*WHAT TO WORK ON*: Every entry should be repeated exactly. Omit the pictures.

## start ITEMS

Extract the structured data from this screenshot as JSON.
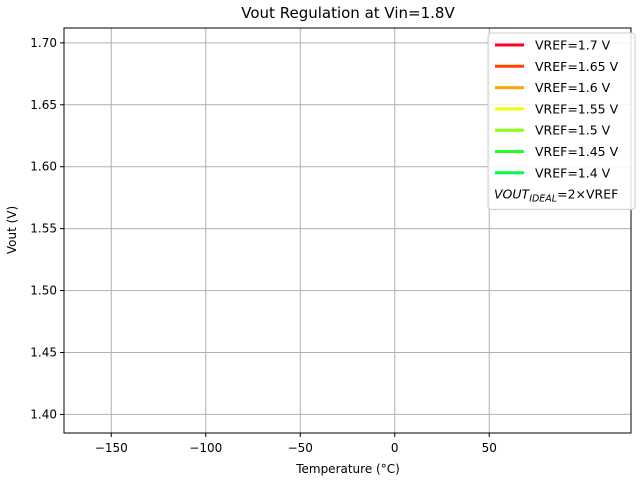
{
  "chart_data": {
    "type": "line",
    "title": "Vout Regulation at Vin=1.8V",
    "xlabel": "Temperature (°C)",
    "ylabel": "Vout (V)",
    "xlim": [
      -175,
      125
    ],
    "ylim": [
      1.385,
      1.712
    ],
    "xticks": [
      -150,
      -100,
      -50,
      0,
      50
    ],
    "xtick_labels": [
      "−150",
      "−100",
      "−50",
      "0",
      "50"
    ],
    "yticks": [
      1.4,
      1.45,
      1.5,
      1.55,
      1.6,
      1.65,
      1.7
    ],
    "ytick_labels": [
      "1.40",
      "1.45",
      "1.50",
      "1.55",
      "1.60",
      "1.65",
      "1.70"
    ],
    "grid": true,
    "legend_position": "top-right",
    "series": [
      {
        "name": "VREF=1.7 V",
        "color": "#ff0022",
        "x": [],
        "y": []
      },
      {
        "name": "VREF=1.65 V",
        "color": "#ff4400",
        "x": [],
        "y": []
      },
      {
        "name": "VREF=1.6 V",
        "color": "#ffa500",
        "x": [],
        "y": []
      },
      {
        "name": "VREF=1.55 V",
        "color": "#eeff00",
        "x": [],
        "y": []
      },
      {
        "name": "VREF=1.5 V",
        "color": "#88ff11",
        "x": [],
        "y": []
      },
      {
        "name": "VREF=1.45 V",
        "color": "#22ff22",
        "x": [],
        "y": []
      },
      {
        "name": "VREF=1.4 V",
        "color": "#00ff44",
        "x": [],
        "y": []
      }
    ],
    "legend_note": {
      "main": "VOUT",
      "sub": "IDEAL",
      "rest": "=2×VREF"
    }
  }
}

## end ITEMS

*OUTPUT FOR THIS EXERCISE*:
Extract the structured data from this screenshot as JSON.
{
  "chart_data": {
    "type": "line",
    "title": "Vout Regulation at Vin=1.8V",
    "xlabel": "Temperature (°C)",
    "ylabel": "Vout (V)",
    "xlim": [
      -175,
      125
    ],
    "ylim": [
      1.385,
      1.712
    ],
    "xticks": [
      -150,
      -100,
      -50,
      0,
      50
    ],
    "xtick_labels": [
      "−150",
      "−100",
      "−50",
      "0",
      "50"
    ],
    "yticks": [
      1.4,
      1.45,
      1.5,
      1.55,
      1.6,
      1.65,
      1.7
    ],
    "ytick_labels": [
      "1.40",
      "1.45",
      "1.50",
      "1.55",
      "1.60",
      "1.65",
      "1.70"
    ],
    "grid": true,
    "legend_position": "top-right",
    "series": [
      {
        "name": "VREF=1.7 V",
        "color": "#ff0022",
        "x": [],
        "y": []
      },
      {
        "name": "VREF=1.65 V",
        "color": "#ff4400",
        "x": [],
        "y": []
      },
      {
        "name": "VREF=1.6 V",
        "color": "#ffa500",
        "x": [],
        "y": []
      },
      {
        "name": "VREF=1.55 V",
        "color": "#eeff00",
        "x": [],
        "y": []
      },
      {
        "name": "VREF=1.5 V",
        "color": "#88ff11",
        "x": [],
        "y": []
      },
      {
        "name": "VREF=1.45 V",
        "color": "#22ff22",
        "x": [],
        "y": []
      },
      {
        "name": "VREF=1.4 V",
        "color": "#00ff44",
        "x": [],
        "y": []
      }
    ],
    "legend_note": {
      "main": "VOUT",
      "sub": "IDEAL",
      "rest": "=2×VREF"
    }
  }
}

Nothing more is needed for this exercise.